**Requirements**
Everything from the line holding "Transcribe the text in this document." through the last line below must be repeated exactly, and nothing else.
»»
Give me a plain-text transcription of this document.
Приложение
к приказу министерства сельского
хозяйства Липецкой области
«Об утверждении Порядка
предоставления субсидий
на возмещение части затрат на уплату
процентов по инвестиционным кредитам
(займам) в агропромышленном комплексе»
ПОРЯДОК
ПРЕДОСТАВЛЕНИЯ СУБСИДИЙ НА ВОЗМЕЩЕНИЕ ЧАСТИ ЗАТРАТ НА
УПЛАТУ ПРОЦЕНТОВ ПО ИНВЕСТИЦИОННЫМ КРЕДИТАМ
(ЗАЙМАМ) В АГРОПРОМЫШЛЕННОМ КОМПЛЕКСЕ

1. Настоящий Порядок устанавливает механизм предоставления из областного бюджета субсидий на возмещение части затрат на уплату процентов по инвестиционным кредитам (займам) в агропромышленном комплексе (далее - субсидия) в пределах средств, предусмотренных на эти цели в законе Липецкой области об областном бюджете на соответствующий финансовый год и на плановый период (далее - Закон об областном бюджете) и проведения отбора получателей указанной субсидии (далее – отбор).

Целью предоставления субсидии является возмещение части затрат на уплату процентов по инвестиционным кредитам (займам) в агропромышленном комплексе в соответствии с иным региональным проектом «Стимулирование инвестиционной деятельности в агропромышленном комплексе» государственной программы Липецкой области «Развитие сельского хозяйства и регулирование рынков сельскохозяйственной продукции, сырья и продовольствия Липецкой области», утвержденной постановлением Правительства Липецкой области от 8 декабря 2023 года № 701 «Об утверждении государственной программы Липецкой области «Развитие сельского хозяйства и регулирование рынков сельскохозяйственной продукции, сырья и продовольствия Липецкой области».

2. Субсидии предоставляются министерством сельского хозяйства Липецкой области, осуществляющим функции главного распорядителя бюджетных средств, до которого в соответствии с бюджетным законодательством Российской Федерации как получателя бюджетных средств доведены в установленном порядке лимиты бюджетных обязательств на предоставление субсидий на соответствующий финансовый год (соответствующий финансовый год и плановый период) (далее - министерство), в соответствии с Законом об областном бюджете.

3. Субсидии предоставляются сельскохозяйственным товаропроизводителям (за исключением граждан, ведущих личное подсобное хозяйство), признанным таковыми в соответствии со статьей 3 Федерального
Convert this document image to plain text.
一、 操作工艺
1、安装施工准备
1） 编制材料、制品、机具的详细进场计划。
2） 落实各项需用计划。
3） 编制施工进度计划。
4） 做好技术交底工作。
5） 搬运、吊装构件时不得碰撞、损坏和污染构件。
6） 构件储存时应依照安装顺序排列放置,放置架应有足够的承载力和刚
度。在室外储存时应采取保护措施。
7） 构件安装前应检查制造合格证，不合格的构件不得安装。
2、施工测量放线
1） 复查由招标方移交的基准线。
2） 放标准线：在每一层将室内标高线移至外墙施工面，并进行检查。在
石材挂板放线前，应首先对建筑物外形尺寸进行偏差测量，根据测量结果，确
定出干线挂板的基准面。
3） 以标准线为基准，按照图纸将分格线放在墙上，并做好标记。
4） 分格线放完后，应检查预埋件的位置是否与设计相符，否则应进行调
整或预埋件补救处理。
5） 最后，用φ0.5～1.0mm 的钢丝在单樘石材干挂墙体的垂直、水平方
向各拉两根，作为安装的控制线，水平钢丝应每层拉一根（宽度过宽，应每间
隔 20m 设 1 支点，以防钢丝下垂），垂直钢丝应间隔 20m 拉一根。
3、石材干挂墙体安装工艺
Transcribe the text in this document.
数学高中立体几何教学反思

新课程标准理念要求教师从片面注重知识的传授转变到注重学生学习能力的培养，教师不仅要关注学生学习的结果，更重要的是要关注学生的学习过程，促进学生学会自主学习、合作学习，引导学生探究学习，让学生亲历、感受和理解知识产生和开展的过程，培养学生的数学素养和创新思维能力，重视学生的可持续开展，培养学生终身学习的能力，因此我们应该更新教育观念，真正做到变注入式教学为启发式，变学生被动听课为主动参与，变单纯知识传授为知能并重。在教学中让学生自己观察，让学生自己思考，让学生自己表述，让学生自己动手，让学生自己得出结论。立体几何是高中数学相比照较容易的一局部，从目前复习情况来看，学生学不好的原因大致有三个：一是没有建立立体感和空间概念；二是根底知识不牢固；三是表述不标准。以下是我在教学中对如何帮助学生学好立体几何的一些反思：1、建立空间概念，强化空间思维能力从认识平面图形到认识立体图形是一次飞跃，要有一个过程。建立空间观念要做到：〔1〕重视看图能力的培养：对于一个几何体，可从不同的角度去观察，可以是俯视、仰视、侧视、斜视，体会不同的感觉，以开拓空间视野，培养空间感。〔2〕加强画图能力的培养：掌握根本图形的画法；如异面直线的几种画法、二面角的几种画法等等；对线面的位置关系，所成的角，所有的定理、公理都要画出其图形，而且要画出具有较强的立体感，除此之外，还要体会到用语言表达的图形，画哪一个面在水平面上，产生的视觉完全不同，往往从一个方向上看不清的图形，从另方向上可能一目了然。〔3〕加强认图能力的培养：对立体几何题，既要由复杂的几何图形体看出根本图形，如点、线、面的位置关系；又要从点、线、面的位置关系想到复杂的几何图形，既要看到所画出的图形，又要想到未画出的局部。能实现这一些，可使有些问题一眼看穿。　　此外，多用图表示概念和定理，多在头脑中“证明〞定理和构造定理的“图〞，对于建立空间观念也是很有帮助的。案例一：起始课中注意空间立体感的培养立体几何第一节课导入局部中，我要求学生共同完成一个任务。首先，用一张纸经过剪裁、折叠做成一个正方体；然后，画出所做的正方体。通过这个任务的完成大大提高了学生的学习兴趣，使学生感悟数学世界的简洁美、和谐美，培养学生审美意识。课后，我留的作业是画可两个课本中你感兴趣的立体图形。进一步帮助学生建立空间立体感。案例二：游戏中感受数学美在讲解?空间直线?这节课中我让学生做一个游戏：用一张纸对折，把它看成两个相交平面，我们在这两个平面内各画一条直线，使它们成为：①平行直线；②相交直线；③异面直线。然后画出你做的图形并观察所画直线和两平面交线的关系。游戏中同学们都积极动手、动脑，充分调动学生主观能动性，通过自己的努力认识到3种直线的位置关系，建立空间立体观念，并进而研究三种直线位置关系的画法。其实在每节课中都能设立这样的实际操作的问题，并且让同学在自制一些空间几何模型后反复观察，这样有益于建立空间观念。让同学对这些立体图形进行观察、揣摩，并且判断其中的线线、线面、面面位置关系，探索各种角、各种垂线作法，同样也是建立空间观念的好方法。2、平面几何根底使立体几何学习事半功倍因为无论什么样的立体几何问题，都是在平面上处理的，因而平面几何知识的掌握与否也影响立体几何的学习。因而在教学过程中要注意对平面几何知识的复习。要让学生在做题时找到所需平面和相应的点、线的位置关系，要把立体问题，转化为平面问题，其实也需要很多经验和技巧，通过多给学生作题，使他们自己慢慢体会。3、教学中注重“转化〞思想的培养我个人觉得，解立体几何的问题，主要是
««
**Solution for this exercise**
Transcribe the text in this document.
数学高中立体几何教学反思

新课程标准理念要求教师从片面注重知识的传授转变到注重学生学习能力的培养，教师不仅要关注学生学习的结果，更重要的是要关注学生的学习过程，促进学生学会自主学习、合作学习，引导学生探究学习，让学生亲历、感受和理解知识产生和开展的过程，培养学生的数学素养和创新思维能力，重视学生的可持续开展，培养学生终身学习的能力，因此我们应该更新教育观念，真正做到变注入式教学为启发式，变学生被动听课为主动参与，变单纯知识传授为知能并重。在教学中让学生自己观察，让学生自己思考，让学生自己表述，让学生自己动手，让学生自己得出结论。立体几何是高中数学相比照较容易的一局部，从目前复习情况来看，学生学不好的原因大致有三个：一是没有建立立体感和空间概念；二是根底知识不牢固；三是表述不标准。以下是我在教学中对如何帮助学生学好立体几何的一些反思：1、建立空间概念，强化空间思维能力从认识平面图形到认识立体图形是一次飞跃，要有一个过程。建立空间观念要做到：〔1〕重视看图能力的培养：对于一个几何体，可从不同的角度去观察，可以是俯视、仰视、侧视、斜视，体会不同的感觉，以开拓空间视野，培养空间感。〔2〕加强画图能力的培养：掌握根本图形的画法；如异面直线的几种画法、二面角的几种画法等等；对线面的位置关系，所成的角，所有的定理、公理都要画出其图形，而且要画出具有较强的立体感，除此之外，还要体会到用语言表达的图形，画哪一个面在水平面上，产生的视觉完全不同，往往从一个方向上看不清的图形，从另方向上可能一目了然。〔3〕加强认图能力的培养：对立体几何题，既要由复杂的几何图形体看出根本图形，如点、线、面的位置关系；又要从点、线、面的位置关系想到复杂的几何图形，既要看到所画出的图形，又要想到未画出的局部。能实现这一些，可使有些问题一眼看穿。　　此外，多用图表示概念和定理，多在头脑中“证明〞定理和构造定理的“图〞，对于建立空间观念也是很有帮助的。案例一：起始课中注意空间立体感的培养立体几何第一节课导入局部中，我要求学生共同完成一个任务。首先，用一张纸经过剪裁、折叠做成一个正方体；然后，画出所做的正方体。通过这个任务的完成大大提高了学生的学习兴趣，使学生感悟数学世界的简洁美、和谐美，培养学生审美意识。课后，我留的作业是画可两个课本中你感兴趣的立体图形。进一步帮助学生建立空间立体感。案例二：游戏中感受数学美在讲解?空间直线?这节课中我让学生做一个游戏：用一张纸对折，把它看成两个相交平面，我们在这两个平面内各画一条直线，使它们成为：①平行直线；②相交直线；③异面直线。然后画出你做的图形并观察所画直线和两平面交线的关系。游戏中同学们都积极动手、动脑，充分调动学生主观能动性，通过自己的努力认识到3种直线的位置关系，建立空间立体观念，并进而研究三种直线位置关系的画法。其实在每节课中都能设立这样的实际操作的问题，并且让同学在自制一些空间几何模型后反复观察，这样有益于建立空间观念。让同学对这些立体图形进行观察、揣摩，并且判断其中的线线、线面、面面位置关系，探索各种角、各种垂线作法，同样也是建立空间观念的好方法。2、平面几何根底使立体几何学习事半功倍因为无论什么样的立体几何问题，都是在平面上处理的，因而平面几何知识的掌握与否也影响立体几何的学习。因而在教学过程中要注意对平面几何知识的复习。要让学生在做题时找到所需平面和相应的点、线的位置关系，要把立体问题，转化为平面问题，其实也需要很多经验和技巧，通过多给学生作题，使他们自己慢慢体会。3、教学中注重“转化〞思想的培养我个人觉得，解立体几何的问题，主要是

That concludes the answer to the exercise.